[start of Dataset extract]

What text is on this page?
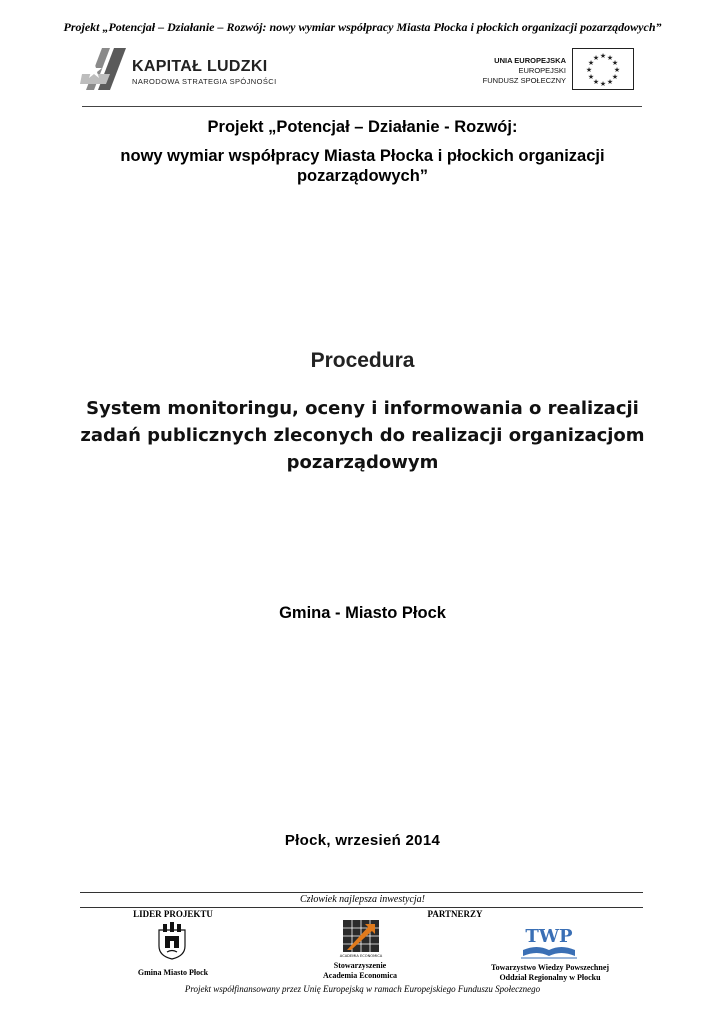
Projekt „Potencjał – Działanie – Rozwój: nowy wymiar współpracy Miasta Płocka i płockich organizacji pozarządowych”
KAPITAŁ LUDZKI
NARODOWA STRATEGIA SPÓJNOŚCI
UNIA EUROPEJSKA
EUROPEJSKI
FUNDUSZ SPOŁECZNY
★ ★
★
★
★
★
★
★
★
★
★
★
Projekt „Potencjał – Działanie - Rozwój:
nowy wymiar współpracy Miasta Płocka i płockich organizacji pozarządowych”
Procedura
System monitoringu, oceny i informowania o realizacji zadań publicznych zleconych do realizacji organizacjom pozarządowym
Gmina - Miasto Płock
Płock, wrzesień 2014
Człowiek najlepsza inwestycja!
LIDER PROJEKTU	PARTNERZY
Gmina Miasto Płock
ACADEMIA ECONOMICA
Stowarzyszenie
Academia Economica
TWP
Towarzystwo Wiedzy Powszechnej
Oddział Regionalny w Płocku
Projekt współfinansowany przez Unię Europejską w ramach Europejskiego Funduszu Społecznego
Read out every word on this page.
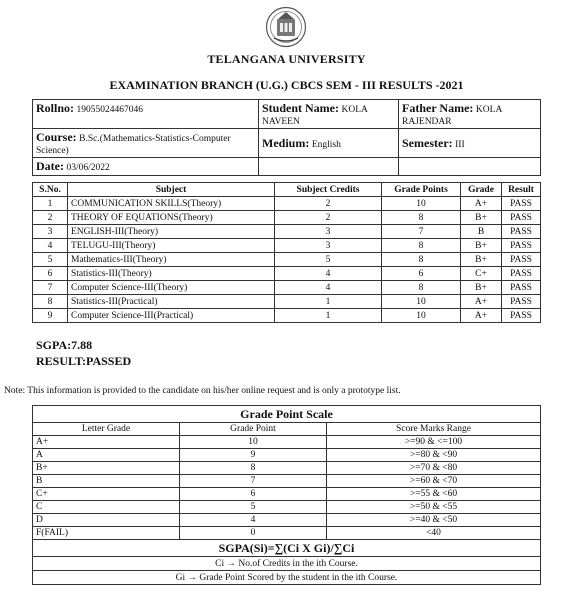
TELANGANA UNIVERSITY
EXAMINATION BRANCH (U.G.) CBCS SEM - III RESULTS -2021
Rollno: 19055024467046	Student Name: KOLA NAVEEN	Father Name: KOLA RAJENDAR
Course: B.Sc.(Mathematics-Statistics-Computer Science)	Medium: English	Semester: III
Date: 03/06/2022		
S.No.	Subject	Subject Credits	Grade Points	Grade	Result
1	COMMUNICATION SKILLS(Theory)	2	10	A+	PASS
2	THEORY OF EQUATIONS(Theory)	2	8	B+	PASS
3	ENGLISH-III(Theory)	3	7	B	PASS
4	TELUGU-III(Theory)	3	8	B+	PASS
5	Mathematics-III(Theory)	5	8	B+	PASS
6	Statistics-III(Theory)	4	6	C+	PASS
7	Computer Science-III(Theory)	4	8	B+	PASS
8	Statistics-III(Practical)	1	10	A+	PASS
9	Computer Science-III(Practical)	1	10	A+	PASS
SGPA:7.88
RESULT:PASSED
Note: This information is provided to the candidate on his/her online request and is only a prototype list.
Grade Point Scale		
Letter Grade	Grade Point	Score Marks Range
A+	10	>=90 & <=100
A	9	>=80 & <90
B+	8	>=70 & <80
B	7	>=60 & <70
C+	6	>=55 & <60
C	5	>=50 & <55
D	4	>=40 & <50
F(FAIL)	0	<40
SGPA(Si)=∑(Ci X Gi)/∑Ci		
Ci → No.of Credits in the ith Course.		
Gi → Grade Point Scored by the student in the ith Course.		
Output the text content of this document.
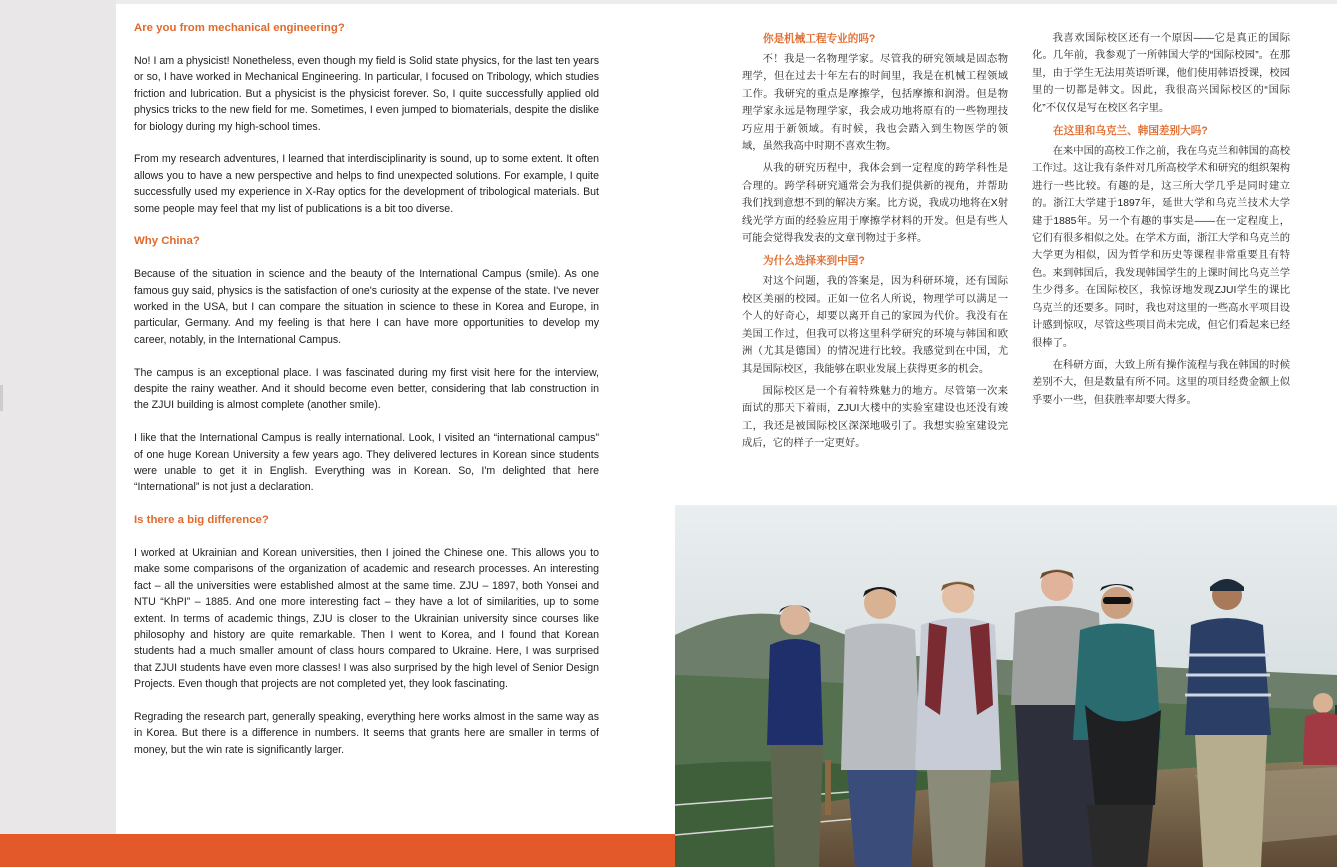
Are you from mechanical engineering?

No! I am a physicist! Nonetheless, even though my field is Solid state physics, for the last ten years or so, I have worked in Mechanical Engineering. In particular, I focused on Tribology, which studies friction and lubrication. But a physicist is the physicist forever. So, I quite successfully applied old physics tricks to the new field for me. Sometimes, I even jumped to biomaterials, despite the dislike for biology during my high-school times.

From my research adventures, I learned that interdisciplinarity is sound, up to some extent. It often allows you to have a new perspective and helps to find unexpected solutions. For example, I quite successfully used my experience in X-Ray optics for the development of tribological materials. But some people may feel that my list of publications is a bit too diverse.

Why China?

Because of the situation in science and the beauty of the International Campus (smile). As one famous guy said, physics is the satisfaction of one's curiosity at the expense of the state. I've never worked in the USA, but I can compare the situation in science to these in Korea and Europe, in particular, Germany. And my feeling is that here I can have more opportunities to develop my career, notably, in the International Campus.

The campus is an exceptional place. I was fascinated during my first visit here for the interview, despite the rainy weather. And it should become even better, considering that lab construction in the ZJUI building is almost complete (another smile).

I like that the International Campus is really international. Look, I visited an “international campus” of one huge Korean University a few years ago. They delivered lectures in Korean since students were unable to get it in English. Everything was in Korean. So, I'm delighted that here “International” is not just a declaration.

Is there a big difference?

I worked at Ukrainian and Korean universities, then I joined the Chinese one. This allows you to make some comparisons of the organization of academic and research processes. An interesting fact – all the universities were established almost at the same time. ZJU – 1897, both Yonsei and NTU “KhPI” – 1885. And one more interesting fact – they have a lot of similarities, up to some extent. In terms of academic things, ZJU is closer to the Ukrainian university since courses like philosophy and history are quite remarkable. Then I went to Korea, and I found that Korean students had a much smaller amount of class hours compared to Ukraine. Here, I was surprised that ZJUI students have even more classes! I was also surprised by the high level of Senior Design Projects. Even though that projects are not completed yet, they look fascinating.

Regrading the research part, generally speaking, everything here works almost in the same way as in Korea. But there is a difference in numbers. It seems that grants here are smaller in terms of money, but the win rate is significantly larger.

你是机械工程专业的吗?

不！我是一名物理学家。尽管我的研究领域是固态物理学，但在过去十年左右的时间里，我是在机械工程领域工作。我研究的重点是摩擦学，包括摩擦和润滑。但是物理学家永远是物理学家，我会成功地将原有的一些物理技巧应用于新领域。有时候，我也会踏入到生物医学的领域，虽然我高中时期不喜欢生物。

从我的研究历程中，我体会到一定程度的跨学科性是合理的。跨学科研究通常会为我们提供新的视角，并帮助我们找到意想不到的解决方案。比方说，我成功地将在X射线光学方面的经验应用于摩擦学材料的开发。但是有些人可能会觉得我发表的文章刊物过于多样。

为什么选择来到中国?

对这个问题，我的答案是，因为科研环境，还有国际校区美丽的校园。正如一位名人所说，物理学可以满足一个人的好奇心，却要以离开自己的家园为代价。我没有在美国工作过，但我可以将这里科学研究的环境与韩国和欧洲（尤其是德国）的情况进行比较。我感觉到在中国，尤其是国际校区，我能够在职业发展上获得更多的机会。

国际校区是一个有着特殊魅力的地方。尽管第一次来面试的那天下着雨，ZJUI大楼中的实验室建设也还没有竣工，我还是被国际校区深深地吸引了。我想实验室建设完成后，它的样子一定更好。

我喜欢国际校区还有一个原因——它是真正的国际化。几年前，我参观了一所韩国大学的“国际校园”。在那里，由于学生无法用英语听课，他们使用韩语授课，校园里的一切都是韩文。因此，我很高兴国际校区的“国际化”不仅仅是写在校区名字里。

在这里和乌克兰、韩国差别大吗?

在来中国的高校工作之前，我在乌克兰和韩国的高校工作过。这让我有条件对几所高校学术和研究的组织架构进行一些比较。有趣的是，这三所大学几乎是同时建立的。浙江大学建于1897年，延世大学和乌克兰技术大学建于1885年。另一个有趣的事实是——在一定程度上，它们有很多相似之处。在学术方面，浙江大学和乌克兰的大学更为相似，因为哲学和历史等课程非常重要且有特色。来到韩国后，我发现韩国学生的上课时间比乌克兰学生少得多。在国际校区，我惊讶地发现ZJUI学生的课比乌克兰的还要多。同时，我也对这里的一些高水平项目设计感到惊叹，尽管这些项目尚未完成，但它们看起来已经很棒了。

在科研方面，大致上所有操作流程与我在韩国的时候差别不大，但是数量有所不同。这里的项目经费金额上似乎要小一些，但获胜率却要大得多。
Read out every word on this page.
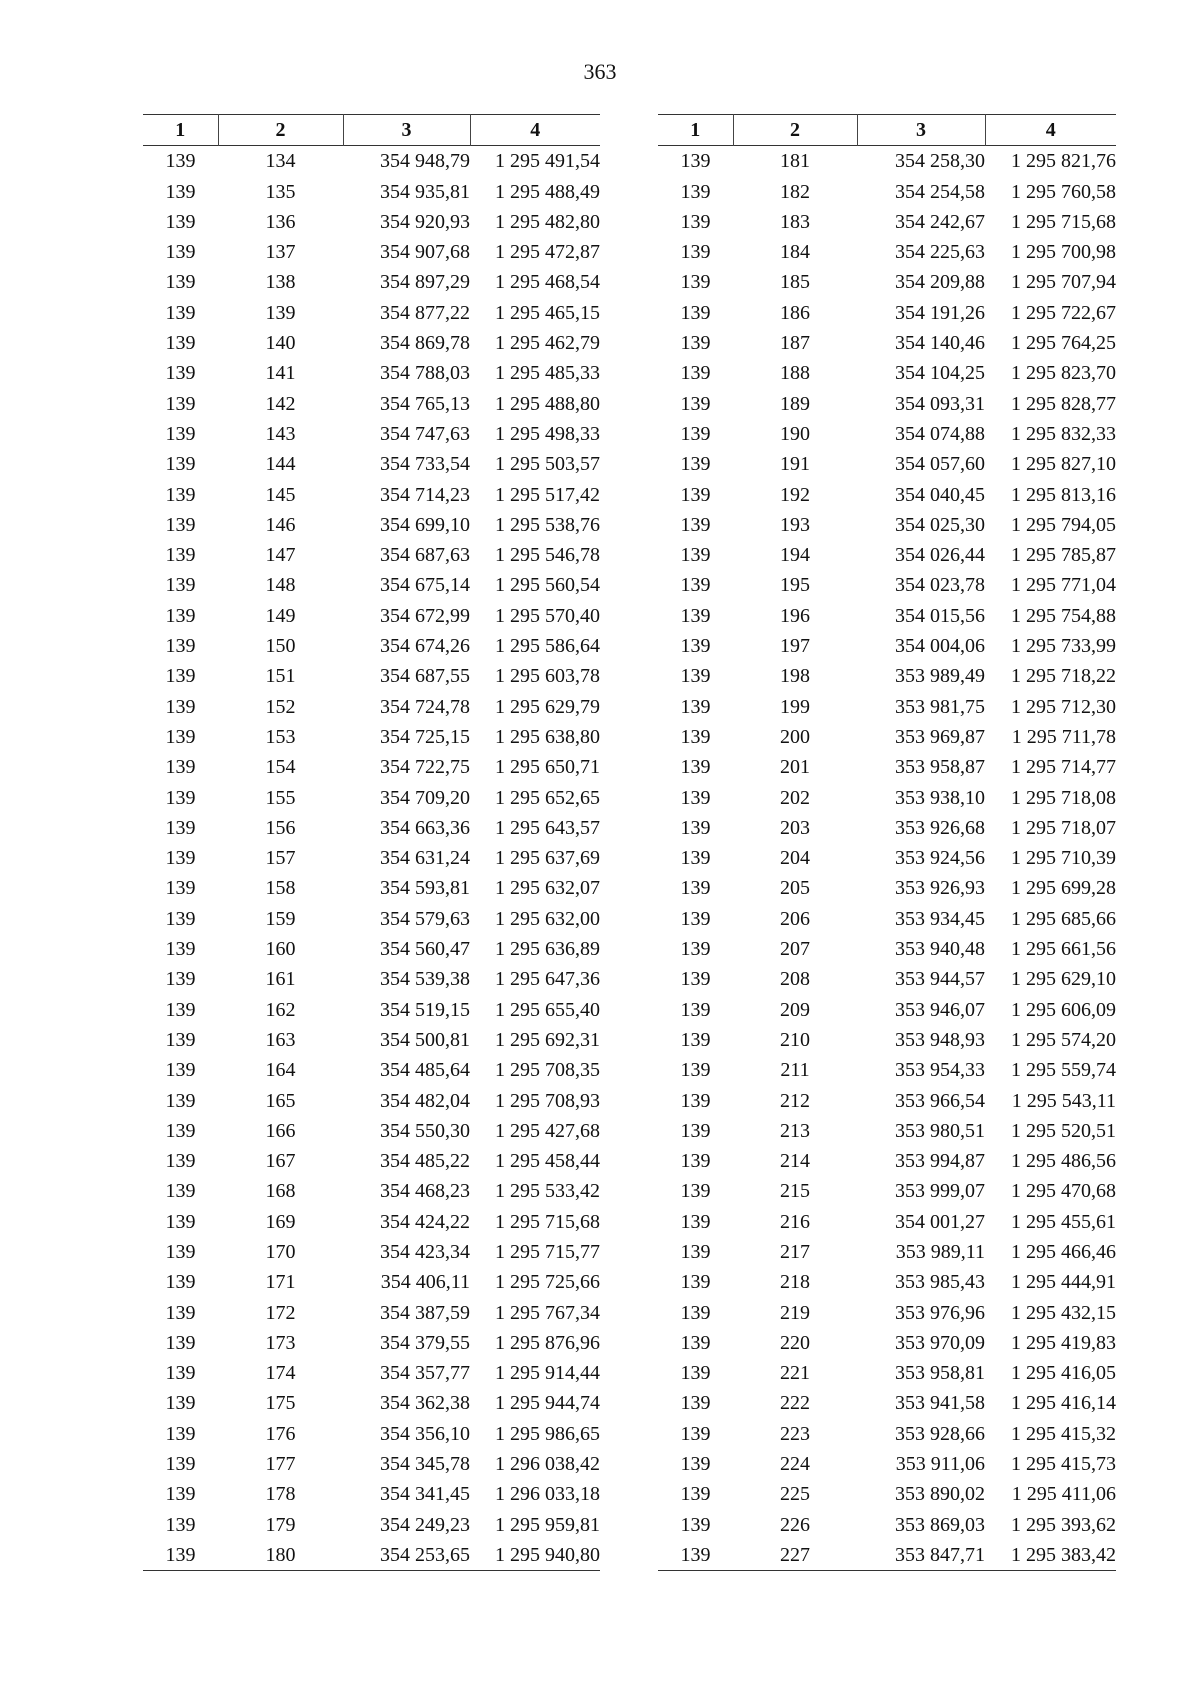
363
1	2	3	4
139	134	354 948,79	1 295 491,54
139	135	354 935,81	1 295 488,49
139	136	354 920,93	1 295 482,80
139	137	354 907,68	1 295 472,87
139	138	354 897,29	1 295 468,54
139	139	354 877,22	1 295 465,15
139	140	354 869,78	1 295 462,79
139	141	354 788,03	1 295 485,33
139	142	354 765,13	1 295 488,80
139	143	354 747,63	1 295 498,33
139	144	354 733,54	1 295 503,57
139	145	354 714,23	1 295 517,42
139	146	354 699,10	1 295 538,76
139	147	354 687,63	1 295 546,78
139	148	354 675,14	1 295 560,54
139	149	354 672,99	1 295 570,40
139	150	354 674,26	1 295 586,64
139	151	354 687,55	1 295 603,78
139	152	354 724,78	1 295 629,79
139	153	354 725,15	1 295 638,80
139	154	354 722,75	1 295 650,71
139	155	354 709,20	1 295 652,65
139	156	354 663,36	1 295 643,57
139	157	354 631,24	1 295 637,69
139	158	354 593,81	1 295 632,07
139	159	354 579,63	1 295 632,00
139	160	354 560,47	1 295 636,89
139	161	354 539,38	1 295 647,36
139	162	354 519,15	1 295 655,40
139	163	354 500,81	1 295 692,31
139	164	354 485,64	1 295 708,35
139	165	354 482,04	1 295 708,93
139	166	354 550,30	1 295 427,68
139	167	354 485,22	1 295 458,44
139	168	354 468,23	1 295 533,42
139	169	354 424,22	1 295 715,68
139	170	354 423,34	1 295 715,77
139	171	354 406,11	1 295 725,66
139	172	354 387,59	1 295 767,34
139	173	354 379,55	1 295 876,96
139	174	354 357,77	1 295 914,44
139	175	354 362,38	1 295 944,74
139	176	354 356,10	1 295 986,65
139	177	354 345,78	1 296 038,42
139	178	354 341,45	1 296 033,18
139	179	354 249,23	1 295 959,81
139	180	354 253,65	1 295 940,80
1	2	3	4
139	181	354 258,30	1 295 821,76
139	182	354 254,58	1 295 760,58
139	183	354 242,67	1 295 715,68
139	184	354 225,63	1 295 700,98
139	185	354 209,88	1 295 707,94
139	186	354 191,26	1 295 722,67
139	187	354 140,46	1 295 764,25
139	188	354 104,25	1 295 823,70
139	189	354 093,31	1 295 828,77
139	190	354 074,88	1 295 832,33
139	191	354 057,60	1 295 827,10
139	192	354 040,45	1 295 813,16
139	193	354 025,30	1 295 794,05
139	194	354 026,44	1 295 785,87
139	195	354 023,78	1 295 771,04
139	196	354 015,56	1 295 754,88
139	197	354 004,06	1 295 733,99
139	198	353 989,49	1 295 718,22
139	199	353 981,75	1 295 712,30
139	200	353 969,87	1 295 711,78
139	201	353 958,87	1 295 714,77
139	202	353 938,10	1 295 718,08
139	203	353 926,68	1 295 718,07
139	204	353 924,56	1 295 710,39
139	205	353 926,93	1 295 699,28
139	206	353 934,45	1 295 685,66
139	207	353 940,48	1 295 661,56
139	208	353 944,57	1 295 629,10
139	209	353 946,07	1 295 606,09
139	210	353 948,93	1 295 574,20
139	211	353 954,33	1 295 559,74
139	212	353 966,54	1 295 543,11
139	213	353 980,51	1 295 520,51
139	214	353 994,87	1 295 486,56
139	215	353 999,07	1 295 470,68
139	216	354 001,27	1 295 455,61
139	217	353 989,11	1 295 466,46
139	218	353 985,43	1 295 444,91
139	219	353 976,96	1 295 432,15
139	220	353 970,09	1 295 419,83
139	221	353 958,81	1 295 416,05
139	222	353 941,58	1 295 416,14
139	223	353 928,66	1 295 415,32
139	224	353 911,06	1 295 415,73
139	225	353 890,02	1 295 411,06
139	226	353 869,03	1 295 393,62
139	227	353 847,71	1 295 383,42
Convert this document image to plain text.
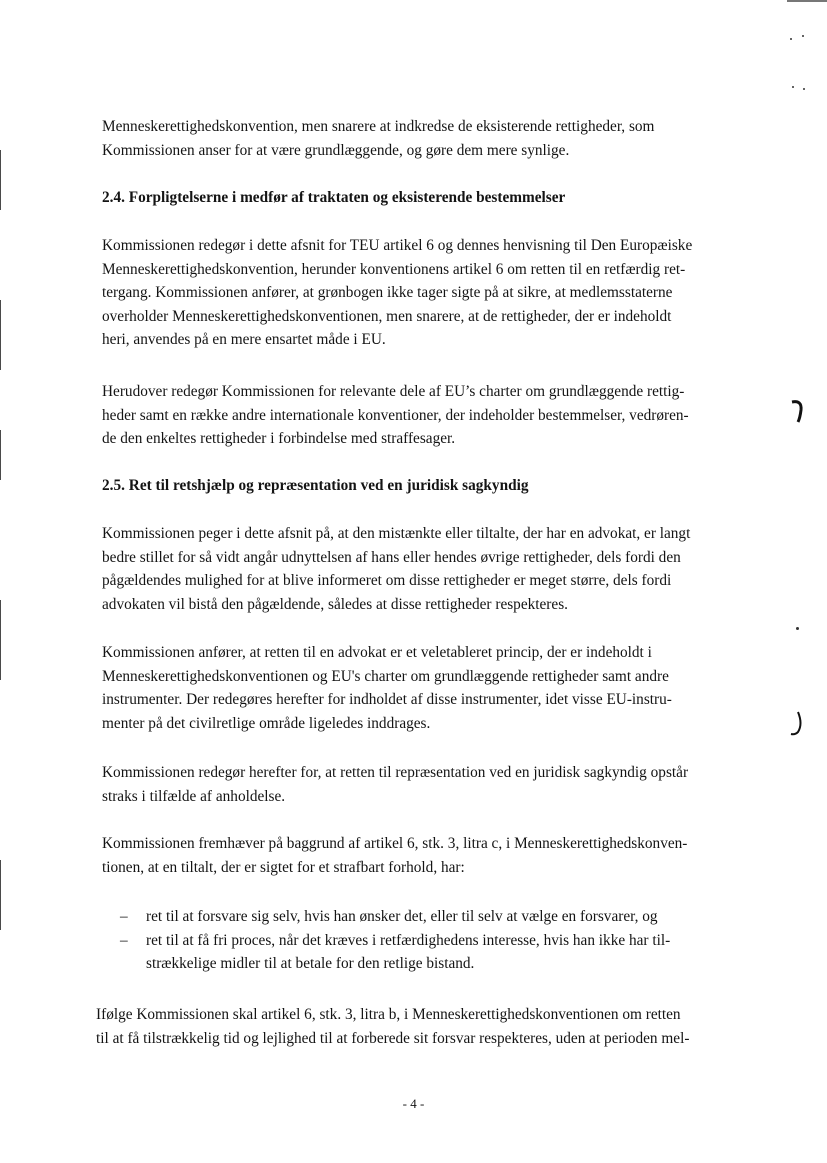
Menneskerettighedskonvention, men snarere at indkredse de eksisterende rettigheder, som
Kommissionen anser for at være grundlæggende, og gøre dem mere synlige.

2.4. Forpligtelserne i medfør af traktaten og eksisterende bestemmelser

Kommissionen redegør i dette afsnit for TEU artikel 6 og dennes henvisning til Den Europæiske
Menneskerettighedskonvention, herunder konventionens artikel 6 om retten til en retfærdig ret-
tergang. Kommissionen anfører, at grønbogen ikke tager sigte på at sikre, at medlemsstaterne
overholder Menneskerettighedskonventionen, men snarere, at de rettigheder, der er indeholdt
heri, anvendes på en mere ensartet måde i EU.

Herudover redegør Kommissionen for relevante dele af EU’s charter om grundlæggende rettig-
heder samt en række andre internationale konventioner, der indeholder bestemmelser, vedrøren-
de den enkeltes rettigheder i forbindelse med straffesager.

2.5. Ret til retshjælp og repræsentation ved en juridisk sagkyndig

Kommissionen peger i dette afsnit på, at den mistænkte eller tiltalte, der har en advokat, er langt
bedre stillet for så vidt angår udnyttelsen af hans eller hendes øvrige rettigheder, dels fordi den
pågældendes mulighed for at blive informeret om disse rettigheder er meget større, dels fordi
advokaten vil bistå den pågældende, således at disse rettigheder respekteres.

Kommissionen anfører, at retten til en advokat er et veletableret princip, der er indeholdt i
Menneskerettighedskonventionen og EU's charter om grundlæggende rettigheder samt andre
instrumenter. Der redegøres herefter for indholdet af disse instrumenter, idet visse EU-instru-
menter på det civilretlige område ligeledes inddrages.

Kommissionen redegør herefter for, at retten til repræsentation ved en juridisk sagkyndig opstår
straks i tilfælde af anholdelse.

Kommissionen fremhæver på baggrund af artikel 6, stk. 3, litra c, i Menneskerettighedskonven-
tionen, at en tiltalt, der er sigtet for et strafbart forhold, har:

– ret til at forsvare sig selv, hvis han ønsker det, eller til selv at vælge en forsvarer, og
– ret til at få fri proces, når det kræves i retfærdighedens interesse, hvis han ikke har til-
strækkelige midler til at betale for den retlige bistand.

Ifølge Kommissionen skal artikel 6, stk. 3, litra b, i Menneskerettighedskonventionen om retten
til at få tilstrækkelig tid og lejlighed til at forberede sit forsvar respekteres, uden at perioden mel-

- 4 -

[end of Dataset extract]

» **Task instructions**
State the number of lines holding the word "eller" in the listing. Add nothing else.

» **Written answer**
3